··· Supplied records ···
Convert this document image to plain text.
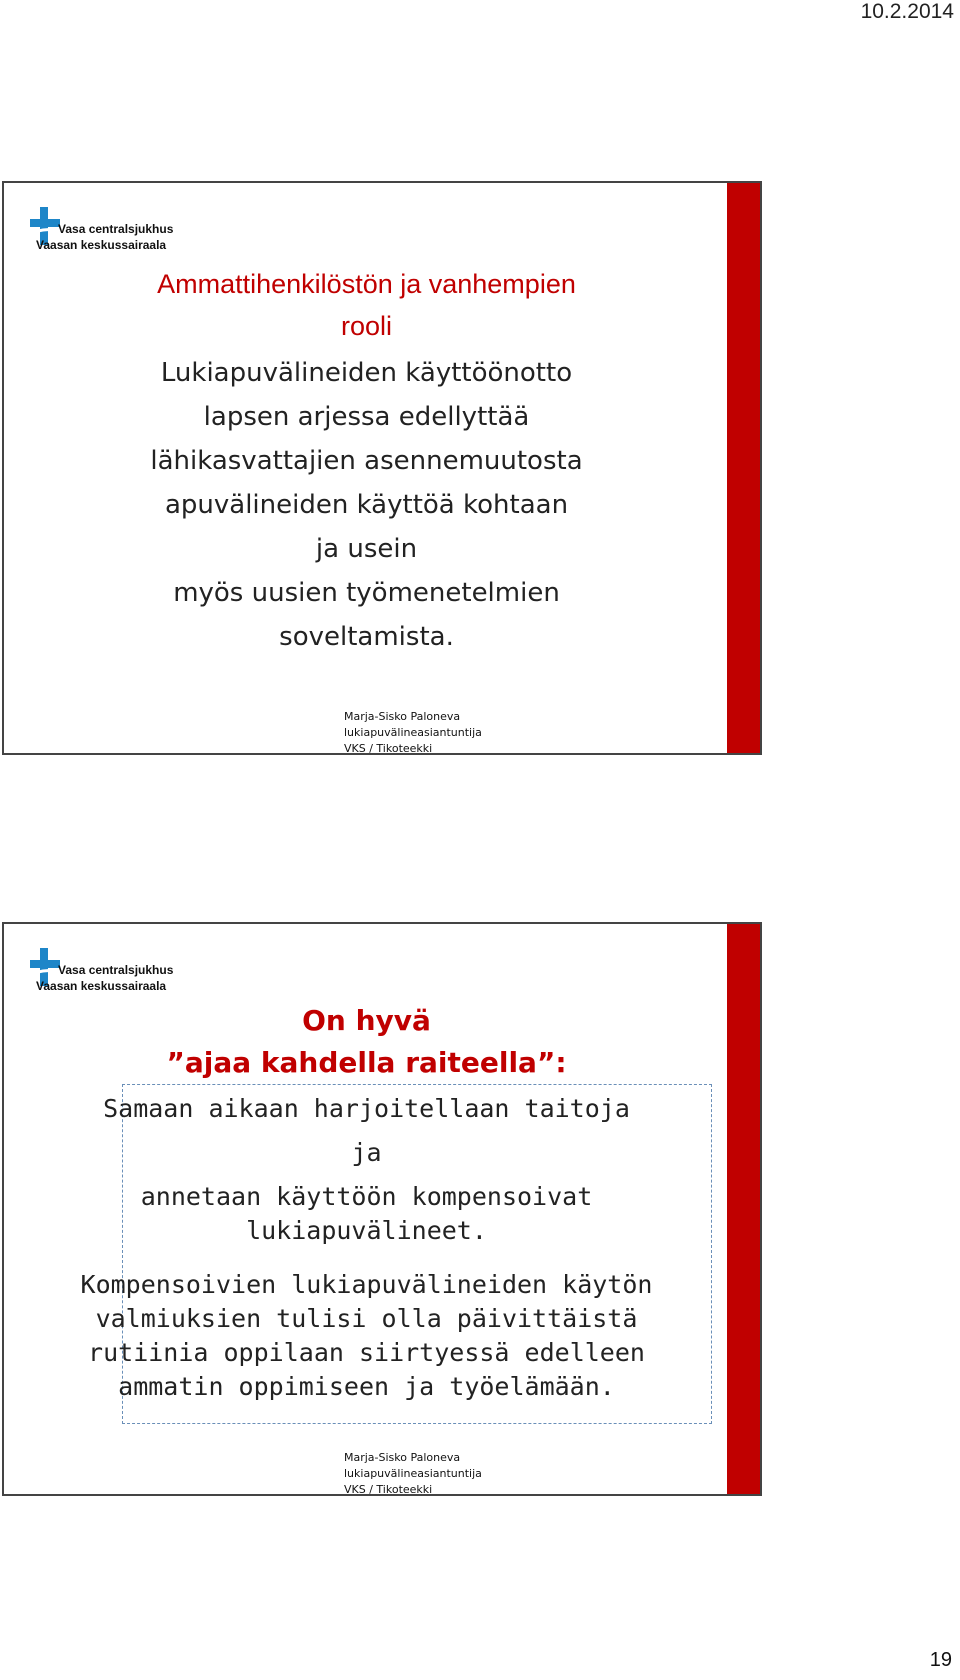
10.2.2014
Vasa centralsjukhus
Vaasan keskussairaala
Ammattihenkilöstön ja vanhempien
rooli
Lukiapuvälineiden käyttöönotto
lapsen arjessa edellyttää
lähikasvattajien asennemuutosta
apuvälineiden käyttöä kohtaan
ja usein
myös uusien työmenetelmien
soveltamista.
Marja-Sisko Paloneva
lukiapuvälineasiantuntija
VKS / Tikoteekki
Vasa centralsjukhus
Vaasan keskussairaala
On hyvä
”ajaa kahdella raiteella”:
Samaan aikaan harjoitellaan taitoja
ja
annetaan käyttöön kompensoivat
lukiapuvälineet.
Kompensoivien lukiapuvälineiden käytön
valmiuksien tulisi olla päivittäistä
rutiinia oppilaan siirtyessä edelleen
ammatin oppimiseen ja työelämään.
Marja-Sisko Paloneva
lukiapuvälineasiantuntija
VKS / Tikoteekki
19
···
### What is being asked
The material above holds pictures; copy everything else in it exactly.

### Result for this task
Convert this document image to plain text.
10.2.2014
Vasa centralsjukhus
Vaasan keskussairaala
Ammattihenkilöstön ja vanhempien
rooli
Lukiapuvälineiden käyttöönotto
lapsen arjessa edellyttää
lähikasvattajien asennemuutosta
apuvälineiden käyttöä kohtaan
ja usein
myös uusien työmenetelmien
soveltamista.
Marja-Sisko Paloneva
lukiapuvälineasiantuntija
VKS / Tikoteekki
Vasa centralsjukhus
Vaasan keskussairaala
On hyvä
”ajaa kahdella raiteella”:
Samaan aikaan harjoitellaan taitoja
ja
annetaan käyttöön kompensoivat
lukiapuvälineet.
Kompensoivien lukiapuvälineiden käytön
valmiuksien tulisi olla päivittäistä
rutiinia oppilaan siirtyessä edelleen
ammatin oppimiseen ja työelämään.
Marja-Sisko Paloneva
lukiapuvälineasiantuntija
VKS / Tikoteekki
19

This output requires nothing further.